What is asked: Select all lines with the string "prefix" in them, and copy those lines.

Rows:
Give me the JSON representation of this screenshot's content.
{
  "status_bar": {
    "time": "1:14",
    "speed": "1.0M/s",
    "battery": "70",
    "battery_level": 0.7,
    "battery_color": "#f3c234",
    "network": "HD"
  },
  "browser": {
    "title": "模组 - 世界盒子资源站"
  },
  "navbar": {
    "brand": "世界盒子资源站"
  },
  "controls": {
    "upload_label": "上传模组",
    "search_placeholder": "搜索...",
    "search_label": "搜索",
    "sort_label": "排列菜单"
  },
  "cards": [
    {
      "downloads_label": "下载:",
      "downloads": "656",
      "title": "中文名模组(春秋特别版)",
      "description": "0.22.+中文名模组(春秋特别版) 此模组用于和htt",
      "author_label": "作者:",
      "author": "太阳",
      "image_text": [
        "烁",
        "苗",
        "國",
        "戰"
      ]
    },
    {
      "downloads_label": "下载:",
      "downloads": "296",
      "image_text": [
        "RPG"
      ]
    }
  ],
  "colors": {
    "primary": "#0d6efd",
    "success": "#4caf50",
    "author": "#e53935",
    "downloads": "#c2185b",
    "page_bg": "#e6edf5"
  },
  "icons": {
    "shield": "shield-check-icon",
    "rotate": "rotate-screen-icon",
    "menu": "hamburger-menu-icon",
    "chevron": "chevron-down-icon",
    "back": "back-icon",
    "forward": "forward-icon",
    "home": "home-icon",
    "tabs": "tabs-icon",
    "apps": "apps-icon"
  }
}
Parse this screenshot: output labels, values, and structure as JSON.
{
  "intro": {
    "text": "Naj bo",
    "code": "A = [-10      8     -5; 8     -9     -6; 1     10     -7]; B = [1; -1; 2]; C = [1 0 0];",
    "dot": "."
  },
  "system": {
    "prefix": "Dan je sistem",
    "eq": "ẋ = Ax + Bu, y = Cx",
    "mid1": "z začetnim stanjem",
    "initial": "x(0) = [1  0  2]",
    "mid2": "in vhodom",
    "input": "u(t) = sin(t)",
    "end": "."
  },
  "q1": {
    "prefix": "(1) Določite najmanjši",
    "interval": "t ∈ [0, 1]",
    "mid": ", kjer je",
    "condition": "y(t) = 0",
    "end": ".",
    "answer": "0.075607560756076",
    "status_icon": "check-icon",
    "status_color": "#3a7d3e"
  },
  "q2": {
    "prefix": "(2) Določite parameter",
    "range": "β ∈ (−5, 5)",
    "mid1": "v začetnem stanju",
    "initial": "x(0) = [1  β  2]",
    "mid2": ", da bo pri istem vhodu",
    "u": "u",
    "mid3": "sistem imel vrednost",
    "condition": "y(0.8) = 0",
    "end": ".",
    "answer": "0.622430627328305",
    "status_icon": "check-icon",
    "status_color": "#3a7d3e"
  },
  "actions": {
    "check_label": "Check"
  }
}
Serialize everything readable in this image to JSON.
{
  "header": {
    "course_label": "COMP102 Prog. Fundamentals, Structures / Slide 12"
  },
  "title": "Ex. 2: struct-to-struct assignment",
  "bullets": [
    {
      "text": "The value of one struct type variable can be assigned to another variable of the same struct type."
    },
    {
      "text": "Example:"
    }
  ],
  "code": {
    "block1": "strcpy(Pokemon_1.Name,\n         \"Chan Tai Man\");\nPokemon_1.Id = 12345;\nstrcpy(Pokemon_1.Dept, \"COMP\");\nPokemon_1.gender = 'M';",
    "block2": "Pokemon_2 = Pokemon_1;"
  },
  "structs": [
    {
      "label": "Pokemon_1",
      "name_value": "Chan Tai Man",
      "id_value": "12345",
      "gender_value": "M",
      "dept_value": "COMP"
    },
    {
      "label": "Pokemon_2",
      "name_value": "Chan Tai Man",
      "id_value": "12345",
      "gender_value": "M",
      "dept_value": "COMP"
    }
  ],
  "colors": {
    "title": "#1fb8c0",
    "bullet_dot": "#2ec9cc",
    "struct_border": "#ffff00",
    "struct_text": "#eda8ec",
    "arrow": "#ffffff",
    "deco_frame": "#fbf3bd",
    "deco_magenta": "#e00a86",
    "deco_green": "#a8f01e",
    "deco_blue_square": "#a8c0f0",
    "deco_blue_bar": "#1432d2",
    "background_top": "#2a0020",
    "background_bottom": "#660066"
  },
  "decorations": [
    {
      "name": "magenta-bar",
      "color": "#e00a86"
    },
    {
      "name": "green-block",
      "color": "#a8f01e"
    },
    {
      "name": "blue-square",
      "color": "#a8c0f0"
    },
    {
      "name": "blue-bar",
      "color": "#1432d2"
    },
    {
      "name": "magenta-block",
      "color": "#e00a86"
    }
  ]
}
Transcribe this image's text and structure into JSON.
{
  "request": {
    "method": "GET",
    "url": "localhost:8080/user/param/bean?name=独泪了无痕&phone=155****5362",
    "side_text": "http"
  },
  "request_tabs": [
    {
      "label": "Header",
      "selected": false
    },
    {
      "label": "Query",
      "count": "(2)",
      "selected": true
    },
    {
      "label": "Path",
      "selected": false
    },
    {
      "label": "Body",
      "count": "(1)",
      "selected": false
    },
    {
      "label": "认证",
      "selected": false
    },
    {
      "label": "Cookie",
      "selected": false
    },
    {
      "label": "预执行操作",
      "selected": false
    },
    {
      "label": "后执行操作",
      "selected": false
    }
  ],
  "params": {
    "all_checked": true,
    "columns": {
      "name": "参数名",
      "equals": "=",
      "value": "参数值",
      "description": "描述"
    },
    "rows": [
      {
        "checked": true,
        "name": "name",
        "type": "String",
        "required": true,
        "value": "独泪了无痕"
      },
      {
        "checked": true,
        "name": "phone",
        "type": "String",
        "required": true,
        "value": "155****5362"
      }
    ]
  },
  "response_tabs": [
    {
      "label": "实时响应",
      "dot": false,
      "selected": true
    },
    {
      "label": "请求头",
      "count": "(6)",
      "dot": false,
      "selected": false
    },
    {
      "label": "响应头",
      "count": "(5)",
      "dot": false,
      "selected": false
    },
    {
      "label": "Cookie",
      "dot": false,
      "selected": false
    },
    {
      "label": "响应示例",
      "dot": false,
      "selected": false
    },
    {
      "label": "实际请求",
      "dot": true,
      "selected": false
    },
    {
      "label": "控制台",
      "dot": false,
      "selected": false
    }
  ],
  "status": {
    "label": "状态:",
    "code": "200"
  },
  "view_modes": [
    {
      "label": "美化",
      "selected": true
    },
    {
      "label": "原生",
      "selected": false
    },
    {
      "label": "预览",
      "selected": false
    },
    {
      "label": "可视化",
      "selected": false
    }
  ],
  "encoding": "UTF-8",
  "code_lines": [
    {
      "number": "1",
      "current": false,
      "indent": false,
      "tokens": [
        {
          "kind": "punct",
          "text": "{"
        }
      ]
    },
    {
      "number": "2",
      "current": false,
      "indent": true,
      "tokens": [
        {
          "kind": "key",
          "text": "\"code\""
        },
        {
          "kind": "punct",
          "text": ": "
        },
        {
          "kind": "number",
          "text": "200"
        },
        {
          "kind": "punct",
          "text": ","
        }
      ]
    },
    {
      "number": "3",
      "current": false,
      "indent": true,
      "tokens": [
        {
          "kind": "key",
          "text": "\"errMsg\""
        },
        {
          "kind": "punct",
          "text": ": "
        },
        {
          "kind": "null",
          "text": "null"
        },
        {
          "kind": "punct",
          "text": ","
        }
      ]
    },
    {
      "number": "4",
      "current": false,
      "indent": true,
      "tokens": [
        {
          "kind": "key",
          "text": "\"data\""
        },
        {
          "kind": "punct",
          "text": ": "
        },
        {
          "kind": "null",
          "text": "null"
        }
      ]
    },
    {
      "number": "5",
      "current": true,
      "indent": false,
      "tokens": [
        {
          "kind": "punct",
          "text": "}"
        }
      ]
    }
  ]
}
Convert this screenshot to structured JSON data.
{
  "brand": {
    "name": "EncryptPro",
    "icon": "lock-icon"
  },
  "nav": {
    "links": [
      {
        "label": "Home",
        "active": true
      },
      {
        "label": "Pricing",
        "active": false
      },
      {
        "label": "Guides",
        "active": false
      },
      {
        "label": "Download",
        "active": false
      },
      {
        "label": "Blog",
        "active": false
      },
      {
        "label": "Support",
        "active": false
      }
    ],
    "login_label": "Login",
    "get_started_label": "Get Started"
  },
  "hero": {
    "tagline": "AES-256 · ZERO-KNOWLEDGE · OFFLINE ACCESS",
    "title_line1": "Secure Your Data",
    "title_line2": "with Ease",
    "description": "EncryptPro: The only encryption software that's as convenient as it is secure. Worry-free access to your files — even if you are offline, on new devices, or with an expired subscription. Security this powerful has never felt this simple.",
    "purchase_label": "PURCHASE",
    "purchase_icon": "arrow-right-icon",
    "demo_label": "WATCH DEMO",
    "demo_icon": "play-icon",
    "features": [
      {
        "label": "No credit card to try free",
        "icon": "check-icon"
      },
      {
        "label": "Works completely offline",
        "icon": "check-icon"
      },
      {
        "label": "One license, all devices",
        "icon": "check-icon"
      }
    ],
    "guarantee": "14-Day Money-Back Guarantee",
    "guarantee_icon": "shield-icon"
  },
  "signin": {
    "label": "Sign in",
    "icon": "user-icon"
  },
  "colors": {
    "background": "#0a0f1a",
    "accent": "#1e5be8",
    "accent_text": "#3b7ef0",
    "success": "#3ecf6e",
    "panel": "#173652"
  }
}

Right answer:
    "prefix": "Dan je sistem",
    "prefix": "(1) Določite najmanjši",
    "prefix": "(2) Določite parameter",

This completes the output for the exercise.